#### Source records

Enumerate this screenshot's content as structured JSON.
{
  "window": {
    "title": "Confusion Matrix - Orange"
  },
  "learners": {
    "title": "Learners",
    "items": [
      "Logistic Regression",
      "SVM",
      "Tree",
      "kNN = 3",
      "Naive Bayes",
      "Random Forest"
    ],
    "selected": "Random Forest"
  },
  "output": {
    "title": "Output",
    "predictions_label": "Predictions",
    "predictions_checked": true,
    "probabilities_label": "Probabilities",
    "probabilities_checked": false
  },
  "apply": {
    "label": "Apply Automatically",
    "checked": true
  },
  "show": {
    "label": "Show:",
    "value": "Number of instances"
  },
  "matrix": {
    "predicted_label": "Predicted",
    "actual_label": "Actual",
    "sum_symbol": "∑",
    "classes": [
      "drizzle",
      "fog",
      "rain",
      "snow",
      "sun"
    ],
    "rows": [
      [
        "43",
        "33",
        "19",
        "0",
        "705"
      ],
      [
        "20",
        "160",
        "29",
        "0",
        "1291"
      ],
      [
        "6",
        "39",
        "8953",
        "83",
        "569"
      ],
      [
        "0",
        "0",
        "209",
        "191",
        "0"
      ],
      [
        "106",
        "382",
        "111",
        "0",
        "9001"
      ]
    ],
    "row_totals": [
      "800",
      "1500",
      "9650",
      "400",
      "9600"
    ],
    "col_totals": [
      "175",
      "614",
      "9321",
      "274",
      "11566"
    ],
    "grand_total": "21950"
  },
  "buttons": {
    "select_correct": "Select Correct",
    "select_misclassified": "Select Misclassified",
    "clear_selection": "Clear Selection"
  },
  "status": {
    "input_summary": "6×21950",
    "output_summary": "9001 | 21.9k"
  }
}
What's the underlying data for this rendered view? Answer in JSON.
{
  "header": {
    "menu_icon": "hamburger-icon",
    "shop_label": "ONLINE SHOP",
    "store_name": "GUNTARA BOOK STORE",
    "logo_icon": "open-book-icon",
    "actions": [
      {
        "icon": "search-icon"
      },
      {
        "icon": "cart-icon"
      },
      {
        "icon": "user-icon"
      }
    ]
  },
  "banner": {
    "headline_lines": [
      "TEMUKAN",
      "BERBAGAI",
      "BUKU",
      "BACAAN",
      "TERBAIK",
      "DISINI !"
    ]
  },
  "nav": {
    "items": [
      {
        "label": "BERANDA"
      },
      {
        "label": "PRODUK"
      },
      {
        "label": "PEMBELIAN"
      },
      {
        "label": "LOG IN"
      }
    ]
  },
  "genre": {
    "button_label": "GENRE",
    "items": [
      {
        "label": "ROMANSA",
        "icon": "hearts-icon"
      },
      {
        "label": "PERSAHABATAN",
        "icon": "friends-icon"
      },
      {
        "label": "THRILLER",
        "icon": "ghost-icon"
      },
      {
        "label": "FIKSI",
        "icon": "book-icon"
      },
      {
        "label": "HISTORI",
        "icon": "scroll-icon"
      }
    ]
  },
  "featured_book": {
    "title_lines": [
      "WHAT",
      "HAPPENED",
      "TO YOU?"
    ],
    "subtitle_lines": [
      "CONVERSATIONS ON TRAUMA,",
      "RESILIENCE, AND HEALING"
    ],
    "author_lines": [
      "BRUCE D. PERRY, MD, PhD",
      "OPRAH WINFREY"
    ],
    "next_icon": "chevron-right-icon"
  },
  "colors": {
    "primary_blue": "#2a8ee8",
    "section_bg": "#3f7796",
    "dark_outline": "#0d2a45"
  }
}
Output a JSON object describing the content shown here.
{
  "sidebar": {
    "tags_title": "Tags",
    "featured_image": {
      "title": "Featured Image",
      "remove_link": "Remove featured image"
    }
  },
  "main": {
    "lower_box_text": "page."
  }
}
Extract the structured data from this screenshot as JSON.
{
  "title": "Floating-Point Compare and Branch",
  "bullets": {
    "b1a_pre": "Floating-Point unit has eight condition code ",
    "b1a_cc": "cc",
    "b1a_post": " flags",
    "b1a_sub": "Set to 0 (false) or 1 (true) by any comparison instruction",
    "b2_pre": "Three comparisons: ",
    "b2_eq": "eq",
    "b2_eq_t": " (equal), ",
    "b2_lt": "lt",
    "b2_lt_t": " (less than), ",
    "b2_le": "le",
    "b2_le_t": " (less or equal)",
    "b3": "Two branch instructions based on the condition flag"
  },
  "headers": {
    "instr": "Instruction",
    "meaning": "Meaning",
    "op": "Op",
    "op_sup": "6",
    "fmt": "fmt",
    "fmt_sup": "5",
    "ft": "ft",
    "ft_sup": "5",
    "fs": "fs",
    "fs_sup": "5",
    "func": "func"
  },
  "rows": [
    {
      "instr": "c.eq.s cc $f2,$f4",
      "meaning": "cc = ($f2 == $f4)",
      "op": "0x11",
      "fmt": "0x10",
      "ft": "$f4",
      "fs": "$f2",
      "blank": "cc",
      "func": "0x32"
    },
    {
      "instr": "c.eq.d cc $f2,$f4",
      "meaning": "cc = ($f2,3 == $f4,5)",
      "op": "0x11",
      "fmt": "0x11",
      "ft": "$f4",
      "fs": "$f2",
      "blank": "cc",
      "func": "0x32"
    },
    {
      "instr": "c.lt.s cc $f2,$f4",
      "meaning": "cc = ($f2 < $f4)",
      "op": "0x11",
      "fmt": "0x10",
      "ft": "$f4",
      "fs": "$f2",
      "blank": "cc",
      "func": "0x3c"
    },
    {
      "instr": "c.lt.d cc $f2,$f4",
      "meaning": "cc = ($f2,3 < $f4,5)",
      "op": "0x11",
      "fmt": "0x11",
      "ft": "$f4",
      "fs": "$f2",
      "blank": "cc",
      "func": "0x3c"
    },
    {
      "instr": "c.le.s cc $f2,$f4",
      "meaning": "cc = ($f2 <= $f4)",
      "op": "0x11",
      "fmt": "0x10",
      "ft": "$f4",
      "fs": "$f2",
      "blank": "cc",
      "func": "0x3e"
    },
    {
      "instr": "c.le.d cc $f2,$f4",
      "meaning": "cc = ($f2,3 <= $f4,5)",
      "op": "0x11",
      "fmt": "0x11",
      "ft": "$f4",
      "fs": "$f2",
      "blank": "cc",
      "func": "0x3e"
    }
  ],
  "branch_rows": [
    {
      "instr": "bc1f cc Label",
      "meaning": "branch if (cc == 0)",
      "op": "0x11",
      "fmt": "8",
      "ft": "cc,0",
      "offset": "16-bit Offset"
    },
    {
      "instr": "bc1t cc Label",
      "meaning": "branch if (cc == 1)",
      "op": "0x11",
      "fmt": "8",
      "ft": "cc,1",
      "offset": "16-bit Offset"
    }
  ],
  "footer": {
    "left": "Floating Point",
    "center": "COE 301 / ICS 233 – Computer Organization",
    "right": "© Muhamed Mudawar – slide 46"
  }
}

########

Short exercise – Copy the material above verbatim.

Problem solution –
Enumerate this screenshot's content as structured JSON.
{
  "window": {
    "title": "Confusion Matrix - Orange"
  },
  "learners": {
    "title": "Learners",
    "items": [
      "Logistic Regression",
      "SVM",
      "Tree",
      "kNN = 3",
      "Naive Bayes",
      "Random Forest"
    ],
    "selected": "Random Forest"
  },
  "output": {
    "title": "Output",
    "predictions_label": "Predictions",
    "predictions_checked": true,
    "probabilities_label": "Probabilities",
    "probabilities_checked": false
  },
  "apply": {
    "label": "Apply Automatically",
    "checked": true
  },
  "show": {
    "label": "Show:",
    "value": "Number of instances"
  },
  "matrix": {
    "predicted_label": "Predicted",
    "actual_label": "Actual",
    "sum_symbol": "∑",
    "classes": [
      "drizzle",
      "fog",
      "rain",
      "snow",
      "sun"
    ],
    "rows": [
      [
        "43",
        "33",
        "19",
        "0",
        "705"
      ],
      [
        "20",
        "160",
        "29",
        "0",
        "1291"
      ],
      [
        "6",
        "39",
        "8953",
        "83",
        "569"
      ],
      [
        "0",
        "0",
        "209",
        "191",
        "0"
      ],
      [
        "106",
        "382",
        "111",
        "0",
        "9001"
      ]
    ],
    "row_totals": [
      "800",
      "1500",
      "9650",
      "400",
      "9600"
    ],
    "col_totals": [
      "175",
      "614",
      "9321",
      "274",
      "11566"
    ],
    "grand_total": "21950"
  },
  "buttons": {
    "select_correct": "Select Correct",
    "select_misclassified": "Select Misclassified",
    "clear_selection": "Clear Selection"
  },
  "status": {
    "input_summary": "6×21950",
    "output_summary": "9001 | 21.9k"
  }
}
What's the underlying data for this rendered view? Answer in JSON.
{
  "header": {
    "menu_icon": "hamburger-icon",
    "shop_label": "ONLINE SHOP",
    "store_name": "GUNTARA BOOK STORE",
    "logo_icon": "open-book-icon",
    "actions": [
      {
        "icon": "search-icon"
      },
      {
        "icon": "cart-icon"
      },
      {
        "icon": "user-icon"
      }
    ]
  },
  "banner": {
    "headline_lines": [
      "TEMUKAN",
      "BERBAGAI",
      "BUKU",
      "BACAAN",
      "TERBAIK",
      "DISINI !"
    ]
  },
  "nav": {
    "items": [
      {
        "label": "BERANDA"
      },
      {
        "label": "PRODUK"
      },
      {
        "label": "PEMBELIAN"
      },
      {
        "label": "LOG IN"
      }
    ]
  },
  "genre": {
    "button_label": "GENRE",
    "items": [
      {
        "label": "ROMANSA",
        "icon": "hearts-icon"
      },
      {
        "label": "PERSAHABATAN",
        "icon": "friends-icon"
      },
      {
        "label": "THRILLER",
        "icon": "ghost-icon"
      },
      {
        "label": "FIKSI",
        "icon": "book-icon"
      },
      {
        "label": "HISTORI",
        "icon": "scroll-icon"
      }
    ]
  },
  "featured_book": {
    "title_lines": [
      "WHAT",
      "HAPPENED",
      "TO YOU?"
    ],
    "subtitle_lines": [
      "CONVERSATIONS ON TRAUMA,",
      "RESILIENCE, AND HEALING"
    ],
    "author_lines": [
      "BRUCE D. PERRY, MD, PhD",
      "OPRAH WINFREY"
    ],
    "next_icon": "chevron-right-icon"
  },
  "colors": {
    "primary_blue": "#2a8ee8",
    "section_bg": "#3f7796",
    "dark_outline": "#0d2a45"
  }
}
Output a JSON object describing the content shown here.
{
  "sidebar": {
    "tags_title": "Tags",
    "featured_image": {
      "title": "Featured Image",
      "remove_link": "Remove featured image"
    }
  },
  "main": {
    "lower_box_text": "page."
  }
}
Extract the structured data from this screenshot as JSON.
{
  "title": "Floating-Point Compare and Branch",
  "bullets": {
    "b1a_pre": "Floating-Point unit has eight condition code ",
    "b1a_cc": "cc",
    "b1a_post": " flags",
    "b1a_sub": "Set to 0 (false) or 1 (true) by any comparison instruction",
    "b2_pre": "Three comparisons: ",
    "b2_eq": "eq",
    "b2_eq_t": " (equal), ",
    "b2_lt": "lt",
    "b2_lt_t": " (less than), ",
    "b2_le": "le",
    "b2_le_t": " (less or equal)",
    "b3": "Two branch instructions based on the condition flag"
  },
  "headers": {
    "instr": "Instruction",
    "meaning": "Meaning",
    "op": "Op",
    "op_sup": "6",
    "fmt": "fmt",
    "fmt_sup": "5",
    "ft": "ft",
    "ft_sup": "5",
    "fs": "fs",
    "fs_sup": "5",
    "func": "func"
  },
  "rows": [
    {
      "instr": "c.eq.s cc $f2,$f4",
      "meaning": "cc = ($f2 == $f4)",
      "op": "0x11",
      "fmt": "0x10",
      "ft": "$f4",
      "fs": "$f2",
      "blank": "cc",
      "func": "0x32"
    },
    {
      "instr": "c.eq.d cc $f2,$f4",
      "meaning": "cc = ($f2,3 == $f4,5)",
      "op": "0x11",
      "fmt": "0x11",
      "ft": "$f4",
      "fs": "$f2",
      "blank": "cc",
      "func": "0x32"
    },
    {
      "instr": "c.lt.s cc $f2,$f4",
      "meaning": "cc = ($f2 < $f4)",
      "op": "0x11",
      "fmt": "0x10",
      "ft": "$f4",
      "fs": "$f2",
      "blank": "cc",
      "func": "0x3c"
    },
    {
      "instr": "c.lt.d cc $f2,$f4",
      "meaning": "cc = ($f2,3 < $f4,5)",
      "op": "0x11",
      "fmt": "0x11",
      "ft": "$f4",
      "fs": "$f2",
      "blank": "cc",
      "func": "0x3c"
    },
    {
      "instr": "c.le.s cc $f2,$f4",
      "meaning": "cc = ($f2 <= $f4)",
      "op": "0x11",
      "fmt": "0x10",
      "ft": "$f4",
      "fs": "$f2",
      "blank": "cc",
      "func": "0x3e"
    },
    {
      "instr": "c.le.d cc $f2,$f4",
      "meaning": "cc = ($f2,3 <= $f4,5)",
      "op": "0x11",
      "fmt": "0x11",
      "ft": "$f4",
      "fs": "$f2",
      "blank": "cc",
      "func": "0x3e"
    }
  ],
  "branch_rows": [
    {
      "instr": "bc1f cc Label",
      "meaning": "branch if (cc == 0)",
      "op": "0x11",
      "fmt": "8",
      "ft": "cc,0",
      "offset": "16-bit Offset"
    },
    {
      "instr": "bc1t cc Label",
      "meaning": "branch if (cc == 1)",
      "op": "0x11",
      "fmt": "8",
      "ft": "cc,1",
      "offset": "16-bit Offset"
    }
  ],
  "footer": {
    "left": "Floating Point",
    "center": "COE 301 / ICS 233 – Computer Organization",
    "right": "© Muhamed Mudawar – slide 46"
  }
}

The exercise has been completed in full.